-- Start of DATA IN THIS EXERCISE --

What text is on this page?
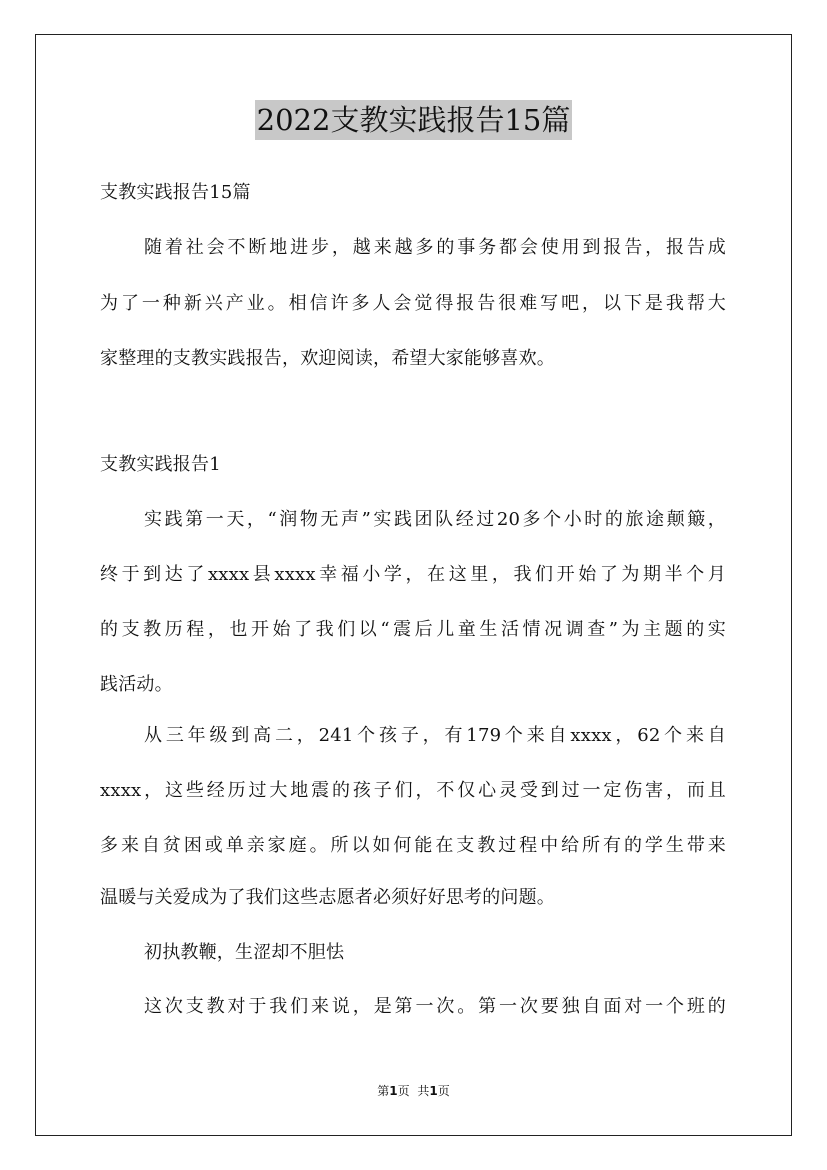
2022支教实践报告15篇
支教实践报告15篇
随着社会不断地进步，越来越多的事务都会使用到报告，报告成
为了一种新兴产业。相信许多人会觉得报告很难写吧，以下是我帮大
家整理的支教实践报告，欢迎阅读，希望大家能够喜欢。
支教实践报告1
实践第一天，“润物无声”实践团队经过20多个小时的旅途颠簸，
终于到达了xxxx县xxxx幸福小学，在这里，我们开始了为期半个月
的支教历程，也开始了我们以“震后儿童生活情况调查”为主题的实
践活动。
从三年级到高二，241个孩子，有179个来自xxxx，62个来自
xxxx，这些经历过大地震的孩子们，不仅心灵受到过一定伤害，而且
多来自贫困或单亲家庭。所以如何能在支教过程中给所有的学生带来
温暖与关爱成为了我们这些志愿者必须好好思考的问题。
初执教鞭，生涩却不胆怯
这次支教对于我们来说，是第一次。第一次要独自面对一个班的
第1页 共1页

-- End of DATA IN THIS EXERCISE --

EXERCISE
Extract all the entries word for word; omit any pictures.

THE SOLUTION
What text is on this page?
2022支教实践报告15篇
支教实践报告15篇
随着社会不断地进步，越来越多的事务都会使用到报告，报告成
为了一种新兴产业。相信许多人会觉得报告很难写吧，以下是我帮大
家整理的支教实践报告，欢迎阅读，希望大家能够喜欢。
支教实践报告1
实践第一天，“润物无声”实践团队经过20多个小时的旅途颠簸，
终于到达了xxxx县xxxx幸福小学，在这里，我们开始了为期半个月
的支教历程，也开始了我们以“震后儿童生活情况调查”为主题的实
践活动。
从三年级到高二，241个孩子，有179个来自xxxx，62个来自
xxxx，这些经历过大地震的孩子们，不仅心灵受到过一定伤害，而且
多来自贫困或单亲家庭。所以如何能在支教过程中给所有的学生带来
温暖与关爱成为了我们这些志愿者必须好好思考的问题。
初执教鞭，生涩却不胆怯
这次支教对于我们来说，是第一次。第一次要独自面对一个班的
第1页 共1页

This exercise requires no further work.